> _Problem_
Which lines have the string "this"? Copy all of them from the entries below.

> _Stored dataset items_
========================================
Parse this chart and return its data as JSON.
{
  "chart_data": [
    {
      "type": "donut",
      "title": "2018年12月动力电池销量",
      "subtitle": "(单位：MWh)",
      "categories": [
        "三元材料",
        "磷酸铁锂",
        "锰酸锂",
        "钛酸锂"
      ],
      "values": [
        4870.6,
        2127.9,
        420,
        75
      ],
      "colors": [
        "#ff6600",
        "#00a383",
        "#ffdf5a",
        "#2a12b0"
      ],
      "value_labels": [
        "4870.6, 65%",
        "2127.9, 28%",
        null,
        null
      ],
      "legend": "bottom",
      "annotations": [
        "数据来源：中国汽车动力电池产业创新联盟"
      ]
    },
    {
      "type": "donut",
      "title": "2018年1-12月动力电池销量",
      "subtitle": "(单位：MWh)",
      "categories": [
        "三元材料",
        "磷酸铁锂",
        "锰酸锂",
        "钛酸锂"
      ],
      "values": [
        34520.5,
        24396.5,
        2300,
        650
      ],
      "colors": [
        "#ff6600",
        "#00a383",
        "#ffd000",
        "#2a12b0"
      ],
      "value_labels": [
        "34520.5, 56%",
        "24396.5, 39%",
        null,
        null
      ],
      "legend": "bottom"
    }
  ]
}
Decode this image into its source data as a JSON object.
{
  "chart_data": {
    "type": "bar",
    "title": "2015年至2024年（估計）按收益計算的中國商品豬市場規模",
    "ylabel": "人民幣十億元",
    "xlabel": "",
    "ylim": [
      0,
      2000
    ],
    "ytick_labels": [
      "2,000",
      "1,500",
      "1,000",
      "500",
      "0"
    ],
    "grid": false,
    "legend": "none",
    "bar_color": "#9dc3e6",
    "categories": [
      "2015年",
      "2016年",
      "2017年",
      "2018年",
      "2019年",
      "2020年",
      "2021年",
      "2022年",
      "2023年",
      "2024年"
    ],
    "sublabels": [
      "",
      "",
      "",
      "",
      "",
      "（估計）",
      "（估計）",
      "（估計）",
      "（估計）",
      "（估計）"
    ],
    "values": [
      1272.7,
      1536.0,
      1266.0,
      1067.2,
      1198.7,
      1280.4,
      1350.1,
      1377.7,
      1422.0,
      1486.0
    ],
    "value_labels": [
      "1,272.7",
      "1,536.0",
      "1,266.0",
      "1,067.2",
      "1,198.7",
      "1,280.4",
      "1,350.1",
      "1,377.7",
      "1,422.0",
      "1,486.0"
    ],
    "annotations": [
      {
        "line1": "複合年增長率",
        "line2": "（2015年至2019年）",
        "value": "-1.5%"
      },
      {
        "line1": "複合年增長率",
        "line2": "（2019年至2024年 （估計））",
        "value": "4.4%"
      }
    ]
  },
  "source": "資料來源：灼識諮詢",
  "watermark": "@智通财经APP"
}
========================================
> _Exercise answer_
Parse this chart and return its data as JSON.
Decode this image into its source data as a JSON object.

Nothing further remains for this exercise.